▶ [Exercise objective]:
Every line in the listing is to be echoed verbatim.
** begin The input **
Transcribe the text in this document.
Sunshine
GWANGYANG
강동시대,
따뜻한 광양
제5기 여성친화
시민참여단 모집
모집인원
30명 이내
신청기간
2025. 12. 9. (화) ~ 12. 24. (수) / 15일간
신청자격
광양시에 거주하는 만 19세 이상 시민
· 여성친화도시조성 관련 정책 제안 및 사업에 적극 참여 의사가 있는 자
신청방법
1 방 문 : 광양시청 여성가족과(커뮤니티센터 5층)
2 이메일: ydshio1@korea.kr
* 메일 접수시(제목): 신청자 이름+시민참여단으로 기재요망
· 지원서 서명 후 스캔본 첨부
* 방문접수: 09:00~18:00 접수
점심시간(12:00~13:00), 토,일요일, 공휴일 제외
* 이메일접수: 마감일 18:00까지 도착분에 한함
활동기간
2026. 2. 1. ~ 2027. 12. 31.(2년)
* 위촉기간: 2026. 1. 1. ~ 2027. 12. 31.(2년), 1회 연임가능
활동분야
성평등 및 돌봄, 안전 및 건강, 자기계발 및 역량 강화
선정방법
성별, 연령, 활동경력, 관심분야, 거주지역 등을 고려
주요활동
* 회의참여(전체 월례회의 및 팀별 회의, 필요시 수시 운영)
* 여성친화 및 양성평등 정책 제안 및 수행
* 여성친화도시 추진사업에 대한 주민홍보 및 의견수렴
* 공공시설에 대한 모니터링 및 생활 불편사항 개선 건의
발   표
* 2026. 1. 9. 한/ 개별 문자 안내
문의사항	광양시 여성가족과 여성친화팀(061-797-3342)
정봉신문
** end The input **
▶ [Answer to the exercise]:
Transcribe the text in this document.
Sunshine
GWANGYANG
강동시대,
따뜻한 광양
제5기 여성친화
시민참여단 모집
모집인원
30명 이내
신청기간
2025. 12. 9. (화) ~ 12. 24. (수) / 15일간
신청자격
광양시에 거주하는 만 19세 이상 시민
· 여성친화도시조성 관련 정책 제안 및 사업에 적극 참여 의사가 있는 자
신청방법
1 방 문 : 광양시청 여성가족과(커뮤니티센터 5층)
2 이메일: ydshio1@korea.kr
* 메일 접수시(제목): 신청자 이름+시민참여단으로 기재요망
· 지원서 서명 후 스캔본 첨부
* 방문접수: 09:00~18:00 접수
점심시간(12:00~13:00), 토,일요일, 공휴일 제외
* 이메일접수: 마감일 18:00까지 도착분에 한함
활동기간
2026. 2. 1. ~ 2027. 12. 31.(2년)
* 위촉기간: 2026. 1. 1. ~ 2027. 12. 31.(2년), 1회 연임가능
활동분야
성평등 및 돌봄, 안전 및 건강, 자기계발 및 역량 강화
선정방법
성별, 연령, 활동경력, 관심분야, 거주지역 등을 고려
주요활동
* 회의참여(전체 월례회의 및 팀별 회의, 필요시 수시 운영)
* 여성친화 및 양성평등 정책 제안 및 수행
* 여성친화도시 추진사업에 대한 주민홍보 및 의견수렴
* 공공시설에 대한 모니터링 및 생활 불편사항 개선 건의
발   표
* 2026. 1. 9. 한/ 개별 문자 안내
문의사항	광양시 여성가족과 여성친화팀(061-797-3342)
정봉신문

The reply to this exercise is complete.